AIM - Every line of the data that contains the string "keng" must be copied.

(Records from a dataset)
## START

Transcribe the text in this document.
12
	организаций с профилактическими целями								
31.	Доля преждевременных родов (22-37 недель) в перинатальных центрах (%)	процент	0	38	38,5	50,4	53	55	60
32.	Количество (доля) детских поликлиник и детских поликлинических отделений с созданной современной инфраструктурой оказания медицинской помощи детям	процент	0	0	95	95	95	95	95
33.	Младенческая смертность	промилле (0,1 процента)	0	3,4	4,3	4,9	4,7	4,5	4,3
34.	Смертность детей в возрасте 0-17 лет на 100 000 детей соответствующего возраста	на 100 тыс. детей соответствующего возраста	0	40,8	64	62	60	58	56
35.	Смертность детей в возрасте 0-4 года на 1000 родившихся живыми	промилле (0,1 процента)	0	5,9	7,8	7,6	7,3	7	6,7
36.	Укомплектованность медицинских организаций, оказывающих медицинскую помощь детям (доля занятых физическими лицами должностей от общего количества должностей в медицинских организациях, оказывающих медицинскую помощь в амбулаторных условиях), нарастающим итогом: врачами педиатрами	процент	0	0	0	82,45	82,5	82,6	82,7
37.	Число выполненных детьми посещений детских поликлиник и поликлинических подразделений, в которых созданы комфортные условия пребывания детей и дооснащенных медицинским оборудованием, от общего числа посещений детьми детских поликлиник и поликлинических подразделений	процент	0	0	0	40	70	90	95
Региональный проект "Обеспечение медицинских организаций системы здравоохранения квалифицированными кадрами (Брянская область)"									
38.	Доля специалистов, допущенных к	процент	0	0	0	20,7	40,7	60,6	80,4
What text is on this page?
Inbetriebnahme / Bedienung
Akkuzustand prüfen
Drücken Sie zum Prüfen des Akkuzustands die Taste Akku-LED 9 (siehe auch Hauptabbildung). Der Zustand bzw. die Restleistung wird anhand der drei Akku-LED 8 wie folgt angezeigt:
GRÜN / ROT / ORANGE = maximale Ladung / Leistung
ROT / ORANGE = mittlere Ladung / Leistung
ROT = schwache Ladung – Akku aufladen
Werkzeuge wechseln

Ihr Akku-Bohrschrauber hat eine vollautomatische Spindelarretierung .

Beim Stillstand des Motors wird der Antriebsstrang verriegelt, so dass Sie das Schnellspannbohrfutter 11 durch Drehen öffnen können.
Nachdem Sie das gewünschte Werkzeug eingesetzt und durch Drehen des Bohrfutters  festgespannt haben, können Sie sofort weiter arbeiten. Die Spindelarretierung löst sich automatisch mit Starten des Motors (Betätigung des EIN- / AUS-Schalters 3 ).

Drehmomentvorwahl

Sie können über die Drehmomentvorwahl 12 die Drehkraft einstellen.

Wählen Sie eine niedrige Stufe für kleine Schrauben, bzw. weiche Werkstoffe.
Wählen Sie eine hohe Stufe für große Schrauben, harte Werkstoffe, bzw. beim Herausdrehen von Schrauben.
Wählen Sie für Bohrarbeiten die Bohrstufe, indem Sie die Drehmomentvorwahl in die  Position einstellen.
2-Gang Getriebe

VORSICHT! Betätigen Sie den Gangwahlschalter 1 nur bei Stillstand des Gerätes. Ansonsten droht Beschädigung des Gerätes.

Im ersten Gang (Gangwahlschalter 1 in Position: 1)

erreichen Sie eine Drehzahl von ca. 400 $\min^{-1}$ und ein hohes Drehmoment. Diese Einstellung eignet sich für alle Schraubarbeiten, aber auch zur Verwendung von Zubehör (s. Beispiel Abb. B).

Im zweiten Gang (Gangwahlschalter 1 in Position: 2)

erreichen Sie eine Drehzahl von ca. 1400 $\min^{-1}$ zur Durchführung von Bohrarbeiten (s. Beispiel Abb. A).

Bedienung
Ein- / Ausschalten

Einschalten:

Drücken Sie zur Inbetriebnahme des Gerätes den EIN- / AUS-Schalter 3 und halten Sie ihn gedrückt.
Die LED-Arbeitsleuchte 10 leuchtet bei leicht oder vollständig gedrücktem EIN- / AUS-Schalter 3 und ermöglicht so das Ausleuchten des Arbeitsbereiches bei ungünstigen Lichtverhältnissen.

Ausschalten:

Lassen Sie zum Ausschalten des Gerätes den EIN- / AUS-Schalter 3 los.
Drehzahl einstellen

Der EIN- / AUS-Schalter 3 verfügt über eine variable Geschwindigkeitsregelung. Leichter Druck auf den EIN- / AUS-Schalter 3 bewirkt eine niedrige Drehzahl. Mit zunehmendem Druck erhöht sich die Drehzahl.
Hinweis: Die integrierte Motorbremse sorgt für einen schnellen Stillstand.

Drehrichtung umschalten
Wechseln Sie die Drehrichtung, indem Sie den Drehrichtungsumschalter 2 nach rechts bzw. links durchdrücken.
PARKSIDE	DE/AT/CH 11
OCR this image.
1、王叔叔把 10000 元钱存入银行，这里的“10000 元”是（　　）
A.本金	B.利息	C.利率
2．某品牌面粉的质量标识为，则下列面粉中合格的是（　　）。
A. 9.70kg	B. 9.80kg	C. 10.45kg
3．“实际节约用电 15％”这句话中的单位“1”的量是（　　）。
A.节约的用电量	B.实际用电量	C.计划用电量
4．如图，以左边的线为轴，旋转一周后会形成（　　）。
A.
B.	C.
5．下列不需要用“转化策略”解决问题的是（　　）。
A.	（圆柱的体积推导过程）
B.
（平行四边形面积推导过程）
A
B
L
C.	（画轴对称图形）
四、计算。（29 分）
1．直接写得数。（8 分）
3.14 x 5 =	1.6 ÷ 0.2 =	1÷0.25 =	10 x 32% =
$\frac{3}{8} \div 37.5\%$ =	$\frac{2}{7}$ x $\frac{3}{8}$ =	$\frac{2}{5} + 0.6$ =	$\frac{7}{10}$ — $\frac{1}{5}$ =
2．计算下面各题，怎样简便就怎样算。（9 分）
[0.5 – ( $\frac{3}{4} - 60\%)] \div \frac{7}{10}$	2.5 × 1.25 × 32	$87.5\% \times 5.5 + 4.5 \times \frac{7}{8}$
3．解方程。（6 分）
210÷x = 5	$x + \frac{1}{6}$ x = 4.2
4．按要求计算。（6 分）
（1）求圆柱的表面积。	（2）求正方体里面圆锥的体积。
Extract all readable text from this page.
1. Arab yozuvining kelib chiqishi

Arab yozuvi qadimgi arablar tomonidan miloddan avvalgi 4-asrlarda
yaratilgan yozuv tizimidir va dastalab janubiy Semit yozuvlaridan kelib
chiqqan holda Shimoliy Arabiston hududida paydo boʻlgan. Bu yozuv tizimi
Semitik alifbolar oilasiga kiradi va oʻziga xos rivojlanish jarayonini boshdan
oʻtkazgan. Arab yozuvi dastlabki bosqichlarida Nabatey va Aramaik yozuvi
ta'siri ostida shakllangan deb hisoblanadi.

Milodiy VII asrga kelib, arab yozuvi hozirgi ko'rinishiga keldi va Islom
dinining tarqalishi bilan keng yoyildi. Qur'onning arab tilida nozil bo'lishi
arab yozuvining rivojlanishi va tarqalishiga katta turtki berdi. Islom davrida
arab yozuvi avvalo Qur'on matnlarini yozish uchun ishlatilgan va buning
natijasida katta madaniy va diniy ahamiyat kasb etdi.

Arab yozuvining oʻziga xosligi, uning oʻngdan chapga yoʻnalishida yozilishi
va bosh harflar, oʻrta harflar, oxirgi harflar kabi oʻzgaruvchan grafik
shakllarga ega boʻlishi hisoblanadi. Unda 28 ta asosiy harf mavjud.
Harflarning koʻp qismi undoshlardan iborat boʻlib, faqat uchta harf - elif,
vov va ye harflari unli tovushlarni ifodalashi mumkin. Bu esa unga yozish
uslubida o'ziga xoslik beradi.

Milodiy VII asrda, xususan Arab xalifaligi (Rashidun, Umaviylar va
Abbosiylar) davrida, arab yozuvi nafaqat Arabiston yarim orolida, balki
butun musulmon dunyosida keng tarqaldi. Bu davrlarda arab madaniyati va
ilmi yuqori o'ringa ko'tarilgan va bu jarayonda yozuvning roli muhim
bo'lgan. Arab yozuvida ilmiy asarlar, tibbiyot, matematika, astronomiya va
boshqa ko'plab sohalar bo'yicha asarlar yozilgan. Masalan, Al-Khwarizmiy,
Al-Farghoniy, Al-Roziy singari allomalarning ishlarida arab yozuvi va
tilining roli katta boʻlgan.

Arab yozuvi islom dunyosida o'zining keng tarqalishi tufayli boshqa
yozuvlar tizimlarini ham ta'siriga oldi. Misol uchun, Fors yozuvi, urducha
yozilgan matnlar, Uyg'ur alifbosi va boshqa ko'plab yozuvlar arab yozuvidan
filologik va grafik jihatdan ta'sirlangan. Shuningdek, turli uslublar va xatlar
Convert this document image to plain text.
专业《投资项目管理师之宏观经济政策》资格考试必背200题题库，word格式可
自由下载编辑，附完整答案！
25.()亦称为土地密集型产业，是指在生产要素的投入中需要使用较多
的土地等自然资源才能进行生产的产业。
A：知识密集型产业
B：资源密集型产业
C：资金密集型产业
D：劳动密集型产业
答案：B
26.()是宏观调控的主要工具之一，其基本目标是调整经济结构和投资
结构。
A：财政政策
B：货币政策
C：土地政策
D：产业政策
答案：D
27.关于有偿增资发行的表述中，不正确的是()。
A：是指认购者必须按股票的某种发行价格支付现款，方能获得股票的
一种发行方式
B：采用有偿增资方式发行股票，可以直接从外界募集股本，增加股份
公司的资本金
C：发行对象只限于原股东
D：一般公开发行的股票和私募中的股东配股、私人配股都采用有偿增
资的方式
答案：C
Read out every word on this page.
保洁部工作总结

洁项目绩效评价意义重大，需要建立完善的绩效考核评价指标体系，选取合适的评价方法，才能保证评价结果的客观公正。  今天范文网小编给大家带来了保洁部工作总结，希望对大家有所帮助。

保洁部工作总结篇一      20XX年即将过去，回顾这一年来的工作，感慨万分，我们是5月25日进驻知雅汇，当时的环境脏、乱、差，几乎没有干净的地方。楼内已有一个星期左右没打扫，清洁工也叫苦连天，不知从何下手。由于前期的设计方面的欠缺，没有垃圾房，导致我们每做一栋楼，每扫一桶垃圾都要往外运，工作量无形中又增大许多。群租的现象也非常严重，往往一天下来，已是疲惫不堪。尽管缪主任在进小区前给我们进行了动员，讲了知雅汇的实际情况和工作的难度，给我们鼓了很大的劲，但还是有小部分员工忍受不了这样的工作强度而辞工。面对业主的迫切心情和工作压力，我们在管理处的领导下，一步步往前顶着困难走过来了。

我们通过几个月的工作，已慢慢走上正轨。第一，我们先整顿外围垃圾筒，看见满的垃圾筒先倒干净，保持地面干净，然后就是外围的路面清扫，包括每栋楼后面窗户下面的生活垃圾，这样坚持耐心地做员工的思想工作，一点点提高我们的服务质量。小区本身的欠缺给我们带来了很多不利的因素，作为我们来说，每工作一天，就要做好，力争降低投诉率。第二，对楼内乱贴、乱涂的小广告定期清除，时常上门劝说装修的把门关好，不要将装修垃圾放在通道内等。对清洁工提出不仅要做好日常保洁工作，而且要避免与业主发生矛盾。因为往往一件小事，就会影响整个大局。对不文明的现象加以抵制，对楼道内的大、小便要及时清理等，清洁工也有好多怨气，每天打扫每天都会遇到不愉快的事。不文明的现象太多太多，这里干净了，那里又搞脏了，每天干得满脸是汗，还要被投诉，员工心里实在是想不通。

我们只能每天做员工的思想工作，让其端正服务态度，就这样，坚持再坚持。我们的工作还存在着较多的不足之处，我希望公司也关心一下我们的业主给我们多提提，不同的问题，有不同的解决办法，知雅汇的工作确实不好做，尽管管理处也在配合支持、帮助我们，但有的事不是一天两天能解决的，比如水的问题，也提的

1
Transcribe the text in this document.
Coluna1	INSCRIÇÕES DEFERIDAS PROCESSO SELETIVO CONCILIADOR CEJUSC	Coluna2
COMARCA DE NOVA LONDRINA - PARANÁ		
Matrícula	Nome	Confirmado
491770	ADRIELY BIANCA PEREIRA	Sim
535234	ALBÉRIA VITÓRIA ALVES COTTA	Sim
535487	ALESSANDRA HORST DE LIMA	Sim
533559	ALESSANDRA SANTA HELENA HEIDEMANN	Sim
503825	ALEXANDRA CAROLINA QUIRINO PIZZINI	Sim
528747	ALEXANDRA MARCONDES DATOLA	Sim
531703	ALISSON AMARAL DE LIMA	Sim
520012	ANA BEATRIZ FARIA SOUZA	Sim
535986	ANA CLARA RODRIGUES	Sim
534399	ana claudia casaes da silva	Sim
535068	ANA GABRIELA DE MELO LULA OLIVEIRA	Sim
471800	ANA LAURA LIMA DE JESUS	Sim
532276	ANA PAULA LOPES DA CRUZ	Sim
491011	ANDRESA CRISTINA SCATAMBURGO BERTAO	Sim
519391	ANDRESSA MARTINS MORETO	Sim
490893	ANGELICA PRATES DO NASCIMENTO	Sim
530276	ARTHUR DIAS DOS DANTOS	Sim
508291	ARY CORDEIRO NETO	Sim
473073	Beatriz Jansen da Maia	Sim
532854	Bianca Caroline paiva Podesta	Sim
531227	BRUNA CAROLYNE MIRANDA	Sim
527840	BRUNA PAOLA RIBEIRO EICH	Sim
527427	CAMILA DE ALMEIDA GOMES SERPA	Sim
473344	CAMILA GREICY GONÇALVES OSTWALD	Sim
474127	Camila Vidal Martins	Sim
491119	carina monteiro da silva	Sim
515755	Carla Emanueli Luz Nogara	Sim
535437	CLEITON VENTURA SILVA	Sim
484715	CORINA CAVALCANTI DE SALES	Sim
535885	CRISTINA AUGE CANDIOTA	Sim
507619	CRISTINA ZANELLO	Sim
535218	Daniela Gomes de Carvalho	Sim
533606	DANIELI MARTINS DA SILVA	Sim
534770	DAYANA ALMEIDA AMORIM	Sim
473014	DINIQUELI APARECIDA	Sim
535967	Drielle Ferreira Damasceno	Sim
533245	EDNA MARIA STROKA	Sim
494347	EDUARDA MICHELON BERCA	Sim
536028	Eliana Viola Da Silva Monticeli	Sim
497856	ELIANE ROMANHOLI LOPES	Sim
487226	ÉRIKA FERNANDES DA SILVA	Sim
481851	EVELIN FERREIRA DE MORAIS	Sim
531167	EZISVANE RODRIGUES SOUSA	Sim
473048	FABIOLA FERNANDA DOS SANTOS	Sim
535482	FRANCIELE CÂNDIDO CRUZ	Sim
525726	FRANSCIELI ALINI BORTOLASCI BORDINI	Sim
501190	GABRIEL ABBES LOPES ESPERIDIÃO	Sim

## END

WRITTEN SOLUTION -
dinining tarqalishi bilan keng yoyildi. Qur'onning arab tilida nozil bo'lishi
butun musulmon dunyosida keng tarqaldi. Bu davrlarda arab madaniyati va
Arab yozuvi islom dunyosida o'zining keng tarqalishi tufayli boshqa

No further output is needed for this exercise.